— Exercise brief —
Give the number of lines that contain the string "натуральными", and nothing else.
## begin
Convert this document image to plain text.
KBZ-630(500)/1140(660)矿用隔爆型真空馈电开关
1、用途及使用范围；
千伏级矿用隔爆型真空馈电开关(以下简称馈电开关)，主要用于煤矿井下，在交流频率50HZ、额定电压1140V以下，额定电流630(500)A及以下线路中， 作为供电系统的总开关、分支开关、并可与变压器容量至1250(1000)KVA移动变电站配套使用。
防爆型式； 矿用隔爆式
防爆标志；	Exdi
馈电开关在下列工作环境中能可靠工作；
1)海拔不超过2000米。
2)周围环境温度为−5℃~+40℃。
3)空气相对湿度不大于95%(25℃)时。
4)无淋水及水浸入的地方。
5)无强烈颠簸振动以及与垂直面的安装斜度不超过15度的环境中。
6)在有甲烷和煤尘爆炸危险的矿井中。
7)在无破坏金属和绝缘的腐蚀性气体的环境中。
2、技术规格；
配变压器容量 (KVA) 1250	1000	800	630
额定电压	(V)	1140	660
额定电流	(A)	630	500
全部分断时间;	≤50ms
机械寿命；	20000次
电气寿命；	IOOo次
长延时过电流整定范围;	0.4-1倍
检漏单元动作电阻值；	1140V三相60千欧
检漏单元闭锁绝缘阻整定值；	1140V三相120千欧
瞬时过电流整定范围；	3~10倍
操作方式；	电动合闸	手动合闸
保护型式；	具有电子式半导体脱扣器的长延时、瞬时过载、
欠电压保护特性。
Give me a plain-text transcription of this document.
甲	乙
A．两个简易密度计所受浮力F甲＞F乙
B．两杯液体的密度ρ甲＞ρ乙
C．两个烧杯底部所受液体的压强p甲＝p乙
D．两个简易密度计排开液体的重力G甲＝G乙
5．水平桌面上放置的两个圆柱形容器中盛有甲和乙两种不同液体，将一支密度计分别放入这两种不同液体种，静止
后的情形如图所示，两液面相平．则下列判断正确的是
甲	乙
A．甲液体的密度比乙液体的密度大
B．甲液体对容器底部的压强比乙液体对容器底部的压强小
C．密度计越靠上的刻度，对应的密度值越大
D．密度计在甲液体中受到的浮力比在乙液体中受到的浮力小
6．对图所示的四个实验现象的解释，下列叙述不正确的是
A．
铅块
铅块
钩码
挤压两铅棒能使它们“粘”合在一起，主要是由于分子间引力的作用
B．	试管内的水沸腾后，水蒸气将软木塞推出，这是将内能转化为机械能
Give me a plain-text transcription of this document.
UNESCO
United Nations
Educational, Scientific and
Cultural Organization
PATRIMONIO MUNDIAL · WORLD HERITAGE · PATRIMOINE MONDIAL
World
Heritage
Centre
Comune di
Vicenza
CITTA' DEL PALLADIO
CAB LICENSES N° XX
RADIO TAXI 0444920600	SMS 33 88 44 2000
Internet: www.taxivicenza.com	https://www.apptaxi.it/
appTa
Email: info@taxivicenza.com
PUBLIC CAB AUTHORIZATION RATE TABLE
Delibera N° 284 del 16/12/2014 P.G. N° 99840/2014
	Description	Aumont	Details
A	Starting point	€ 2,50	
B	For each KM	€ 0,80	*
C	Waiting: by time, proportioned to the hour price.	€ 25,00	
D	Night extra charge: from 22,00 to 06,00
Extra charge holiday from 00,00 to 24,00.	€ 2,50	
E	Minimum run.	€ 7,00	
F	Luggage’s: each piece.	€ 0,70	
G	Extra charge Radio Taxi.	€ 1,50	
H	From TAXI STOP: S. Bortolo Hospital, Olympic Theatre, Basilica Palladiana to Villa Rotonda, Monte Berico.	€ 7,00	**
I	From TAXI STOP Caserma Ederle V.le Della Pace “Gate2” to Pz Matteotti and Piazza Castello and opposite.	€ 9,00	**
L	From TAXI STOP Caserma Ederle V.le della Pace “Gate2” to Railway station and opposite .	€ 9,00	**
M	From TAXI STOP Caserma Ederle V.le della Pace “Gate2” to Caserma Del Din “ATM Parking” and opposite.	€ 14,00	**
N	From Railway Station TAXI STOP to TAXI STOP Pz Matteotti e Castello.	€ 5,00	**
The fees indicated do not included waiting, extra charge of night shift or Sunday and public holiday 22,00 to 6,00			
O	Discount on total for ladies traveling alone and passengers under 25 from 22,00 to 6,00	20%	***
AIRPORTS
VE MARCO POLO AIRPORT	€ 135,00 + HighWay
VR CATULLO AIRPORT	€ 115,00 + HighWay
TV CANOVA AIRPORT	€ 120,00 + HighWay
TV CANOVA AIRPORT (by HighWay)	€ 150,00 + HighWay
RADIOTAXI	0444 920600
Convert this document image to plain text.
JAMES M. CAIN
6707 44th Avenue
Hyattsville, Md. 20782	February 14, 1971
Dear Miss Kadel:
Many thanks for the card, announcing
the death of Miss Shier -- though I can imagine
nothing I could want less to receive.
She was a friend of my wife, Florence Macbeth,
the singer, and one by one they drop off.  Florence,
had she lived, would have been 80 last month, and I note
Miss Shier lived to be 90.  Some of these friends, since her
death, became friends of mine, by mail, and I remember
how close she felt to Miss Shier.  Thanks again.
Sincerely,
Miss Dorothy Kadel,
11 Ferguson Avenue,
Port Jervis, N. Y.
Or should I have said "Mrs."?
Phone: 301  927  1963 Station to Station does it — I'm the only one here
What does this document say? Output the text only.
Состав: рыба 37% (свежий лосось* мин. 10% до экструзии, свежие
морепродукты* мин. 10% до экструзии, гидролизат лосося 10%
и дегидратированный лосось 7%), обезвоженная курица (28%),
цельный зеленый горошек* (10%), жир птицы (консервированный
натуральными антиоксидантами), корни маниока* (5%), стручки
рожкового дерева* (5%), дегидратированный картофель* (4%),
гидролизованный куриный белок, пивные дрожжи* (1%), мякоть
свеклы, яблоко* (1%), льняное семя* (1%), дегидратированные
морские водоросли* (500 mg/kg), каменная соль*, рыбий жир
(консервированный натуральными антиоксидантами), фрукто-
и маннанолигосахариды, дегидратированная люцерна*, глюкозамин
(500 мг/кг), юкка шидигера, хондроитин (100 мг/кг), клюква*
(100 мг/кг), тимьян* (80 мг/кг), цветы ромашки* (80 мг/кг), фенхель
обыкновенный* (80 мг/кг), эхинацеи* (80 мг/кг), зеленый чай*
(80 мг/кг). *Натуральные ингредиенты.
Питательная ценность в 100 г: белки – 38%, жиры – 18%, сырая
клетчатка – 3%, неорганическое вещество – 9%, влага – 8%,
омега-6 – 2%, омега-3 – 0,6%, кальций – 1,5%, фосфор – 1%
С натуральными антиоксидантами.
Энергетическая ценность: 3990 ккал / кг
## end
— Final result —
3